## TASK DIRECTIONS:
Retype each line of the material exactly, please, skipping any picture in it.

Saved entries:
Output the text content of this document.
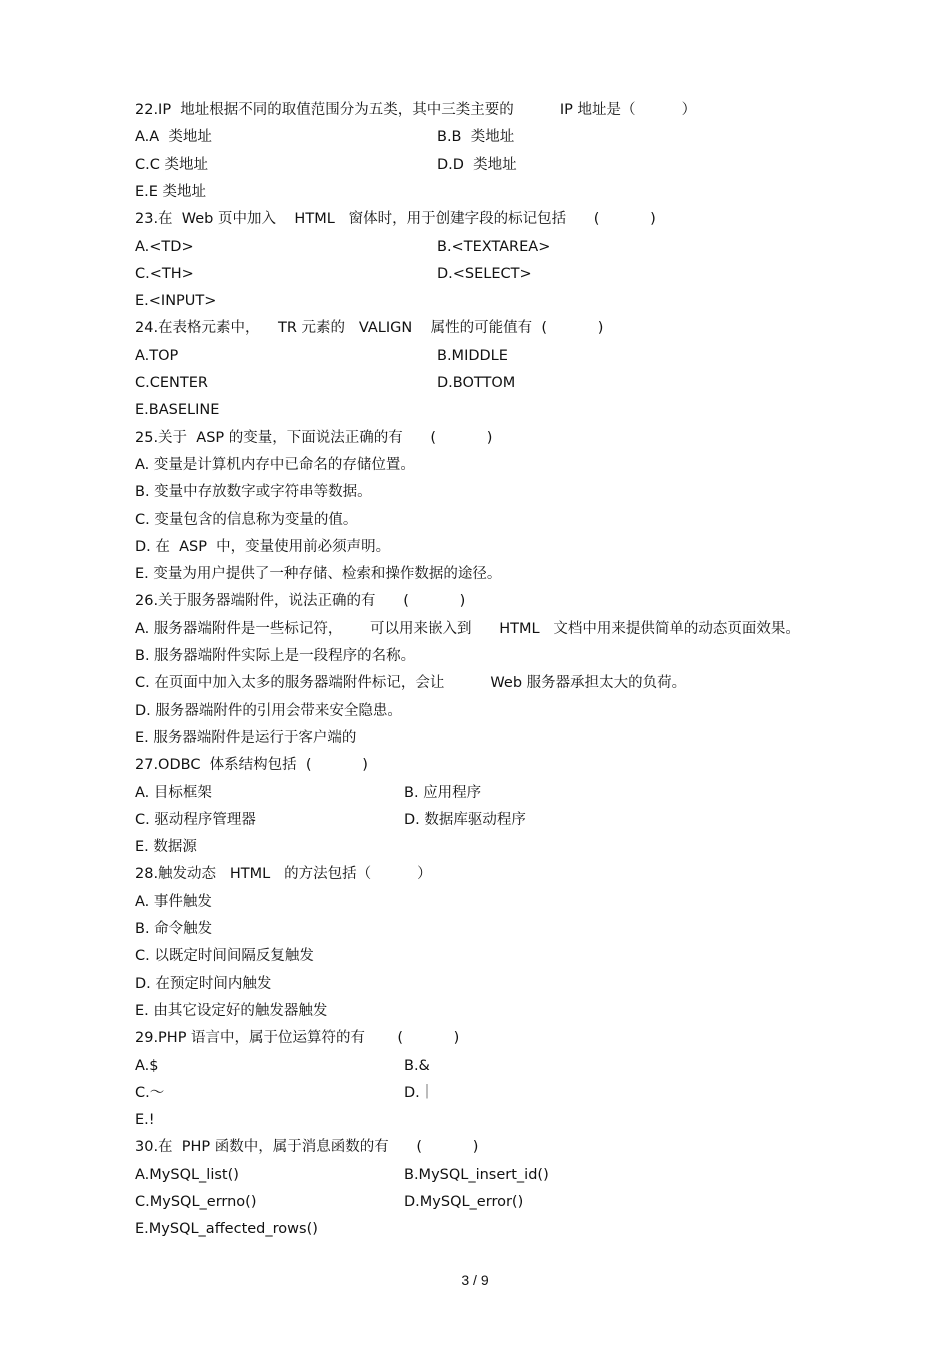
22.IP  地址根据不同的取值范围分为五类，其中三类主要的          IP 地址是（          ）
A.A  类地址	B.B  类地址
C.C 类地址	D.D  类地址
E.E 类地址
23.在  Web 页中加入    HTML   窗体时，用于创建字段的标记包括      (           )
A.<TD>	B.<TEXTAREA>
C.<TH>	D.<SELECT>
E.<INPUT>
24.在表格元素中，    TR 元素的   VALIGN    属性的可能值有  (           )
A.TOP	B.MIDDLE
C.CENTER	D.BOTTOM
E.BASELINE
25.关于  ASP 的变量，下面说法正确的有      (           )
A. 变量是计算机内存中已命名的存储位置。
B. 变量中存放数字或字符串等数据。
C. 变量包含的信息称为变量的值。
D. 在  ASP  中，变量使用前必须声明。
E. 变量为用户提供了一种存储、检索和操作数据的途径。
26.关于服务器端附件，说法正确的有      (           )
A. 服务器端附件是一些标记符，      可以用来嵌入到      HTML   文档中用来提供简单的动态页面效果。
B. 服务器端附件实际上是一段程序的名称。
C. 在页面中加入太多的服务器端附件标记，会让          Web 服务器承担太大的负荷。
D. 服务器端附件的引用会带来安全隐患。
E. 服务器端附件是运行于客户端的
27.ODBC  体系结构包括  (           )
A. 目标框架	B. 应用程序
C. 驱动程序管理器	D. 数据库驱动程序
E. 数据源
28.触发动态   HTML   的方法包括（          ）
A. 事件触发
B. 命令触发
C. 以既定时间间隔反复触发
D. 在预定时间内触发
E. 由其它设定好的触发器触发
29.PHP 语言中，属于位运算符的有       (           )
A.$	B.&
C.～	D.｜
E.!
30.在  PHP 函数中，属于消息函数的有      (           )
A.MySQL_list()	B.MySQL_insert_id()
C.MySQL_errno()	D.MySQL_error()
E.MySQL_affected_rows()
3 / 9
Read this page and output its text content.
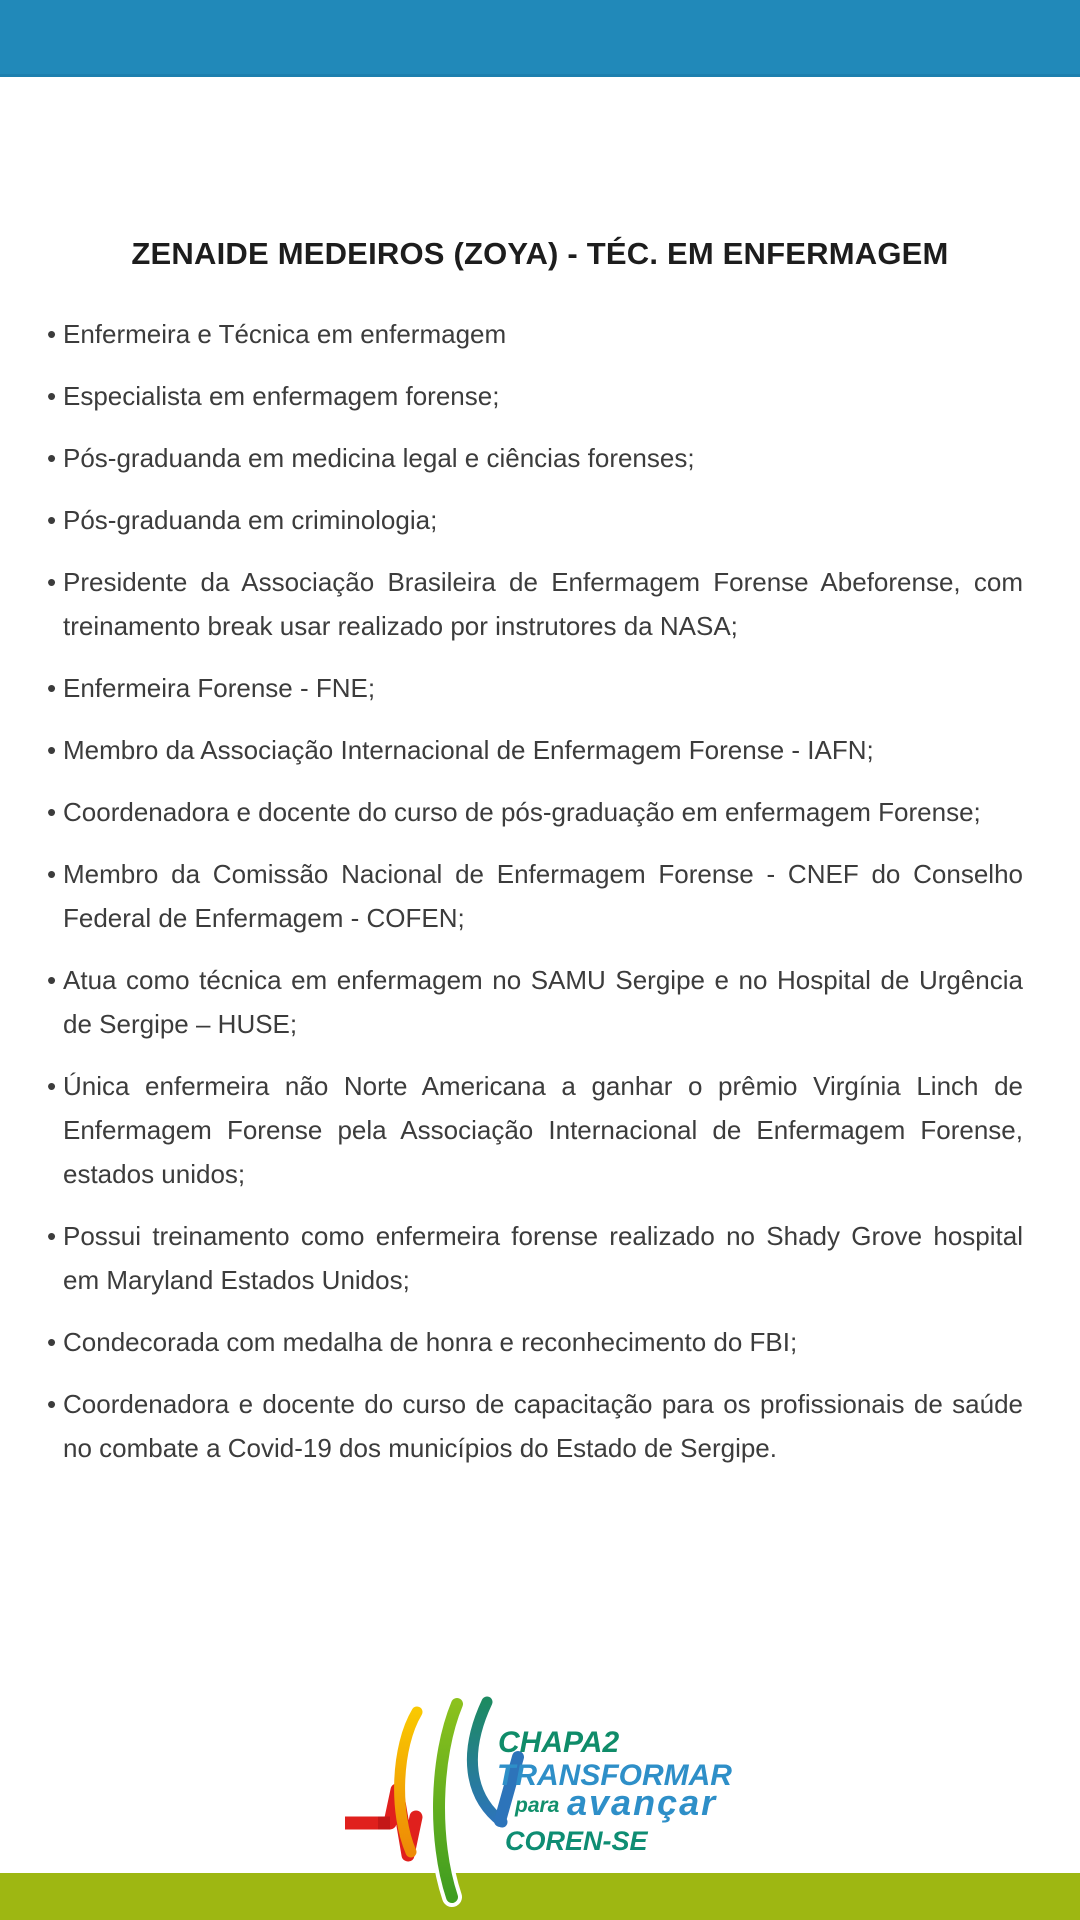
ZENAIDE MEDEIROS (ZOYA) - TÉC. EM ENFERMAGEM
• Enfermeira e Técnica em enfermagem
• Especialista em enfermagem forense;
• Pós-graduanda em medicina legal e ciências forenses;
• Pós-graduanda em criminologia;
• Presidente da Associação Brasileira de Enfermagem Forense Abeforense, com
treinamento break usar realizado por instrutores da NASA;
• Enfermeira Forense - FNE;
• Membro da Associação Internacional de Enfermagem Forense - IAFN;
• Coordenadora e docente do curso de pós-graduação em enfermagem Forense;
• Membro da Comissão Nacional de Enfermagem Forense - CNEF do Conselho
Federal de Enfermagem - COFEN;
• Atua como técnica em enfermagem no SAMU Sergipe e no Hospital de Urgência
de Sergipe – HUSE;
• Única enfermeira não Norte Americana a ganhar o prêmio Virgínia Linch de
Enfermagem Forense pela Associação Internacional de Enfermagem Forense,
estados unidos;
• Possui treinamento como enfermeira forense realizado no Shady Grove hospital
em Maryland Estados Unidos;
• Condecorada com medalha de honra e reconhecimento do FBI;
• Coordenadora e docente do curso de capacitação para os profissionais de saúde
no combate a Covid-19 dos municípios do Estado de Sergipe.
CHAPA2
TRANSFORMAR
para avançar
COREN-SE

## COMPLETE RESPONSE:
Output the text content of this document.
22.IP  地址根据不同的取值范围分为五类，其中三类主要的          IP 地址是（          ）
A.A  类地址	B.B  类地址
C.C 类地址	D.D  类地址
E.E 类地址
23.在  Web 页中加入    HTML   窗体时，用于创建字段的标记包括      (           )
A.<TD>	B.<TEXTAREA>
C.<TH>	D.<SELECT>
E.<INPUT>
24.在表格元素中，    TR 元素的   VALIGN    属性的可能值有  (           )
A.TOP	B.MIDDLE
C.CENTER	D.BOTTOM
E.BASELINE
25.关于  ASP 的变量，下面说法正确的有      (           )
A. 变量是计算机内存中已命名的存储位置。
B. 变量中存放数字或字符串等数据。
C. 变量包含的信息称为变量的值。
D. 在  ASP  中，变量使用前必须声明。
E. 变量为用户提供了一种存储、检索和操作数据的途径。
26.关于服务器端附件，说法正确的有      (           )
A. 服务器端附件是一些标记符，      可以用来嵌入到      HTML   文档中用来提供简单的动态页面效果。
B. 服务器端附件实际上是一段程序的名称。
C. 在页面中加入太多的服务器端附件标记，会让          Web 服务器承担太大的负荷。
D. 服务器端附件的引用会带来安全隐患。
E. 服务器端附件是运行于客户端的
27.ODBC  体系结构包括  (           )
A. 目标框架	B. 应用程序
C. 驱动程序管理器	D. 数据库驱动程序
E. 数据源
28.触发动态   HTML   的方法包括（          ）
A. 事件触发
B. 命令触发
C. 以既定时间间隔反复触发
D. 在预定时间内触发
E. 由其它设定好的触发器触发
29.PHP 语言中，属于位运算符的有       (           )
A.$	B.&
C.～	D.｜
E.!
30.在  PHP 函数中，属于消息函数的有      (           )
A.MySQL_list()	B.MySQL_insert_id()
C.MySQL_errno()	D.MySQL_error()
E.MySQL_affected_rows()
3 / 9
Read this page and output its text content.
ZENAIDE MEDEIROS (ZOYA) - TÉC. EM ENFERMAGEM
• Enfermeira e Técnica em enfermagem
• Especialista em enfermagem forense;
• Pós-graduanda em medicina legal e ciências forenses;
• Pós-graduanda em criminologia;
• Presidente da Associação Brasileira de Enfermagem Forense Abeforense, com
treinamento break usar realizado por instrutores da NASA;
• Enfermeira Forense - FNE;
• Membro da Associação Internacional de Enfermagem Forense - IAFN;
• Coordenadora e docente do curso de pós-graduação em enfermagem Forense;
• Membro da Comissão Nacional de Enfermagem Forense - CNEF do Conselho
Federal de Enfermagem - COFEN;
• Atua como técnica em enfermagem no SAMU Sergipe e no Hospital de Urgência
de Sergipe – HUSE;
• Única enfermeira não Norte Americana a ganhar o prêmio Virgínia Linch de
Enfermagem Forense pela Associação Internacional de Enfermagem Forense,
estados unidos;
• Possui treinamento como enfermeira forense realizado no Shady Grove hospital
em Maryland Estados Unidos;
• Condecorada com medalha de honra e reconhecimento do FBI;
• Coordenadora e docente do curso de capacitação para os profissionais de saúde
no combate a Covid-19 dos municípios do Estado de Sergipe.
CHAPA2
TRANSFORMAR
para avançar
COREN-SE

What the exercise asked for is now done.